### Document passage
- Occupations: Film, television, stage actress; singer (mezzo-soprano)
- Years active: 1972–present
- Spouse: Daniel T. Faircloth ​ ​(m. 1974; div. 1979)​;
- Children: 1

= Joan Goodfellow =

American actor

Joan Goodfellow is an American actress and singer who appeared on stage, screen, and television throughout the 1970s and 1980s. Best known for her performance in Buster and Billie (1974), she also appeared in the TV-movies Returning Home (1975) and Amateur Night at the Dixie Bar and Grill (1979). Her final film was Victor Nuñez's A Flash of Green in 1984. On stage, she was part of the original cast of Neil Simon's Biloxi Blues (1985).

Joan Goodfellow attended Brandywine High School, participating in theater arts productions, including The King and I, in which she sang and acted the lead role of Anna. She also performed in Beauty and the Beast just before her graduation in 1968.

Goodfellow attended the University of Delaware, majoring in theater and dramatic arts. While there, she performed supporting roles in various plays, including Georges Feydeau's A Flea in Her Ear and G. B. Shaw's Arms and the Man. In 1970, she joined with other student/actors to present George Tabori's Brecht on Brecht. Later, Goodfellow took the female lead in the school's production of Guys and Dolls. In Fall 1970, Goodfellow transferred to the American Academy of Dramatic Arts in New York. Upon graduating in 1972, she received a call from her agent, who had secured an audition for her in a new MGM motion picture based on Sue Grafton's 1969 novel The Lolly-Madonna War.

### Problem a
In the Joan Goodfellow biography, switch "singer" to "vocalist" and write out the passage from "- Occupations: Film, television, stage" up to and including "graduation in 1968.".

### Provided information
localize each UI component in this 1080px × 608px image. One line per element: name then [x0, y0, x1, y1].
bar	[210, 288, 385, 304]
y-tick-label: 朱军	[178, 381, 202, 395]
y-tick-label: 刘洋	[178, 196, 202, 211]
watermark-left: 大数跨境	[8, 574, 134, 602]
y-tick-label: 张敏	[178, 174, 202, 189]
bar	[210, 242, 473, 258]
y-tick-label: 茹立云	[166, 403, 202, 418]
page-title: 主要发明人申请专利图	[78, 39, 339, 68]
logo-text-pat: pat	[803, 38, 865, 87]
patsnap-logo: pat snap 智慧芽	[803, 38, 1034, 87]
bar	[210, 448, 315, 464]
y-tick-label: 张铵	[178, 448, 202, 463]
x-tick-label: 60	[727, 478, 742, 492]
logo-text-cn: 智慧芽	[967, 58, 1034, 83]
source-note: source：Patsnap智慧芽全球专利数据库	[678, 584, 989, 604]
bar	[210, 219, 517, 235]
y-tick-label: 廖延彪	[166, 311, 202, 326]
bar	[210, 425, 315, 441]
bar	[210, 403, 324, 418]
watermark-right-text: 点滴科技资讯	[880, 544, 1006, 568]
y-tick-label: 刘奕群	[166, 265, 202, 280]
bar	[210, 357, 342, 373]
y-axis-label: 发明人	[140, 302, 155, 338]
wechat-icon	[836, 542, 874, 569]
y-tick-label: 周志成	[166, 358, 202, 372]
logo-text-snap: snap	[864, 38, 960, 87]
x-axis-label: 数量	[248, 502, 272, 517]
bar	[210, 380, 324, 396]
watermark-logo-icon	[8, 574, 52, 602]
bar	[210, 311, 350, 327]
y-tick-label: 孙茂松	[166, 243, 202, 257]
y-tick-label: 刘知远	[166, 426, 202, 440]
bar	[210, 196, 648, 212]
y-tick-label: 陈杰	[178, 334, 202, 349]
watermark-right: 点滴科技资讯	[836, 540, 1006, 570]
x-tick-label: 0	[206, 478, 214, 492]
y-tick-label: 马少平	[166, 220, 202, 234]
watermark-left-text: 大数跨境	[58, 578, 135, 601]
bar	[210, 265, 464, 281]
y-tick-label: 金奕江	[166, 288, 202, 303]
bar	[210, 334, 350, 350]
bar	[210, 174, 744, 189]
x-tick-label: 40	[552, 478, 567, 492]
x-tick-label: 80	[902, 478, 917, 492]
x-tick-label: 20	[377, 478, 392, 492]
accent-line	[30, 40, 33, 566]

* * *

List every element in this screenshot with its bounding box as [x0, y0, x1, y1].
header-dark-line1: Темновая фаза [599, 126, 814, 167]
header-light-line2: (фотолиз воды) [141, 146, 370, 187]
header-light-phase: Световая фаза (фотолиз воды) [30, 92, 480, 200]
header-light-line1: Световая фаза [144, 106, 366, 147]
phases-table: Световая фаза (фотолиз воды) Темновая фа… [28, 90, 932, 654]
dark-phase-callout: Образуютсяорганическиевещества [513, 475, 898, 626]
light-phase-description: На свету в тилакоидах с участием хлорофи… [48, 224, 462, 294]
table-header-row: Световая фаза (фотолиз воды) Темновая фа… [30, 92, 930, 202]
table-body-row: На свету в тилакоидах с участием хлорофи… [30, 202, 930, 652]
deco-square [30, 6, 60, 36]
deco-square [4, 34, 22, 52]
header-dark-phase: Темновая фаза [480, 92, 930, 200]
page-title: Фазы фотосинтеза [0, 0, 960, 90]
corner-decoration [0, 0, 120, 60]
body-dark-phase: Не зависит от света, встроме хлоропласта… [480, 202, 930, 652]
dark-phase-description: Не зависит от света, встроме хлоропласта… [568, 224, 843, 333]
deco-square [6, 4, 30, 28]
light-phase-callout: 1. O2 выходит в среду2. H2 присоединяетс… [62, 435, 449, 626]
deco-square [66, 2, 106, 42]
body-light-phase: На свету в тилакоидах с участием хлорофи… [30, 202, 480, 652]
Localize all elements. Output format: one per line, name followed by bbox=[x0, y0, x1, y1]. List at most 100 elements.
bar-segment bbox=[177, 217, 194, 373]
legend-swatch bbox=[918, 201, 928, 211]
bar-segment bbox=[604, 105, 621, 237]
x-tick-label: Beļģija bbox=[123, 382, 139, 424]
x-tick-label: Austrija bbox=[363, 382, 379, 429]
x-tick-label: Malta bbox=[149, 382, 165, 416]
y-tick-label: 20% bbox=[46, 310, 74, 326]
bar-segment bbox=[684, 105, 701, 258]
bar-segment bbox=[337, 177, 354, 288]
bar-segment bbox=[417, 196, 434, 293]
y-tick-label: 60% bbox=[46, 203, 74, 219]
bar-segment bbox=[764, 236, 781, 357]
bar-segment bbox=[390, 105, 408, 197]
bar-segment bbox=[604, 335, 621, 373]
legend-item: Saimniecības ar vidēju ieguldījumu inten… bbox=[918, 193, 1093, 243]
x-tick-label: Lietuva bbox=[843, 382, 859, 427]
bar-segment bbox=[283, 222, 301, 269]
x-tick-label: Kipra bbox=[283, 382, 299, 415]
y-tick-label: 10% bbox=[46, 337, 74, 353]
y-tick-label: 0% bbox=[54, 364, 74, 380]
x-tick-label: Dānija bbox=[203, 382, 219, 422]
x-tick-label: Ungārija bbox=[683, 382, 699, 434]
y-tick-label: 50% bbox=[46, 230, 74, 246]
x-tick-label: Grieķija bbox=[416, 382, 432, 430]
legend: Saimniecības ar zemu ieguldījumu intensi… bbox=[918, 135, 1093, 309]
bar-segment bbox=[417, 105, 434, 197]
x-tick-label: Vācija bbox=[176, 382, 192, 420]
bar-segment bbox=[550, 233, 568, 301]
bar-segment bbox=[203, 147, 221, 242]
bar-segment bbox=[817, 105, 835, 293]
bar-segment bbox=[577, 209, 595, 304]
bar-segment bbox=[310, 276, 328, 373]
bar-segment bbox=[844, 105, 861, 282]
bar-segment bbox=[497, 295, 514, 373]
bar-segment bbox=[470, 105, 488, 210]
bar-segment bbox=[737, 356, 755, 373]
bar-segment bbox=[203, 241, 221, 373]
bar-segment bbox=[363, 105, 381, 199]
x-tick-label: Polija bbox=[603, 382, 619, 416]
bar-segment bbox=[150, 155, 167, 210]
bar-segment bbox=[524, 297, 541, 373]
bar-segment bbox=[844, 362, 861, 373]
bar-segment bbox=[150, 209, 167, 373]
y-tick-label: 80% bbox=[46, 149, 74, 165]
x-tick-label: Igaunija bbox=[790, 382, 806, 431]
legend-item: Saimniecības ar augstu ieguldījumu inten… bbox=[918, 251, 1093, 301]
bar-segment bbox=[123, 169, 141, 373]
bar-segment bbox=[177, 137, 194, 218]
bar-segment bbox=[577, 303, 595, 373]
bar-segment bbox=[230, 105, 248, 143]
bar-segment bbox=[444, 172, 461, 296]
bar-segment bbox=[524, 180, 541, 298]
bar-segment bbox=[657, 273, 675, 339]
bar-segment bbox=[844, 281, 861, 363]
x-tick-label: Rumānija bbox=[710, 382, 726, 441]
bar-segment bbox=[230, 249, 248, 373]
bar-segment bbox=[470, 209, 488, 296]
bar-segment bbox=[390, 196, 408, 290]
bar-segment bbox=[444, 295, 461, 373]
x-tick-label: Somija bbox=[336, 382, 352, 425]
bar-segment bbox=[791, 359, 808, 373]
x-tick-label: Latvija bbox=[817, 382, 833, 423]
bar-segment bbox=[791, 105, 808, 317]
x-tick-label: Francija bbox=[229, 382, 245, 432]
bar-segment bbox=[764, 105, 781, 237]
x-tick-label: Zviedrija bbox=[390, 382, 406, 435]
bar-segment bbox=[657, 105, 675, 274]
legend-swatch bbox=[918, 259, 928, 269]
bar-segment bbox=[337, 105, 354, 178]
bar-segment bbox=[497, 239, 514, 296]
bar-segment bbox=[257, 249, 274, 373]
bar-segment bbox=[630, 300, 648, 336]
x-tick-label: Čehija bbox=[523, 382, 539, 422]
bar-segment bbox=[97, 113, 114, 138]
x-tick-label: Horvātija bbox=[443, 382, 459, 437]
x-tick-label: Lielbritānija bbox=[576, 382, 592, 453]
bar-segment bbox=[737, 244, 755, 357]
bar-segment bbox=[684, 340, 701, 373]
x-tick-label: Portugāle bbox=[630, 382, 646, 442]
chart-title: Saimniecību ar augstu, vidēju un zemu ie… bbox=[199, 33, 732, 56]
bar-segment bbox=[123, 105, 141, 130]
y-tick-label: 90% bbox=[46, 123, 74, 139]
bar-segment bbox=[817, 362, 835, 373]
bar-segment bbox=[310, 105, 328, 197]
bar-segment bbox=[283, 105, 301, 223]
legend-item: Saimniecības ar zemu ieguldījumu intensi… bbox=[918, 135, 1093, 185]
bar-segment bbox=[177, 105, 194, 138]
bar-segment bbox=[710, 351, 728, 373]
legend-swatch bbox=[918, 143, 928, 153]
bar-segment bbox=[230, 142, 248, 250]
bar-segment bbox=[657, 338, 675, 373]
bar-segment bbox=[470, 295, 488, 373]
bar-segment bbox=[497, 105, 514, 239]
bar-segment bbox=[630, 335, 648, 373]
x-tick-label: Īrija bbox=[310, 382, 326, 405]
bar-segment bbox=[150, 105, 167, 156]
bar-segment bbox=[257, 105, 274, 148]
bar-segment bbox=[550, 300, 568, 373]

### Problem b
Copy every line of the rows that contains the string "square".

### Worked answer a
- Occupations: Film, television, stage actress; vocalist (mezzo-soprano)
- Years active: 1972–present
- Spouse: Daniel T. Faircloth ​ ​(m. 1974; div. 1979)​;
- Children: 1

= Joan Goodfellow =

American actor

Joan Goodfellow is an American actress and vocalist who appeared on stage, screen, and television throughout the 1970s and 1980s. Best known for her performance in Buster and Billie (1974), she also appeared in the TV-movies Returning Home (1975) and Amateur Night at the Dixie Bar and Grill (1979). Her final film was Victor Nuñez's A Flash of Green in 1984. On stage, she was part of the original cast of Neil Simon's Biloxi Blues (1985).

Joan Goodfellow attended Brandywine High School, participating in theater arts productions, including The King and I, in which she sang and acted the lead role of Anna. She also performed in Beauty and the Beast just before her graduation in 1968.

### Worked answer b
deco-square [30, 6, 60, 36]
deco-square [4, 34, 22, 52]
deco-square [6, 4, 30, 28]
deco-square [66, 2, 106, 42]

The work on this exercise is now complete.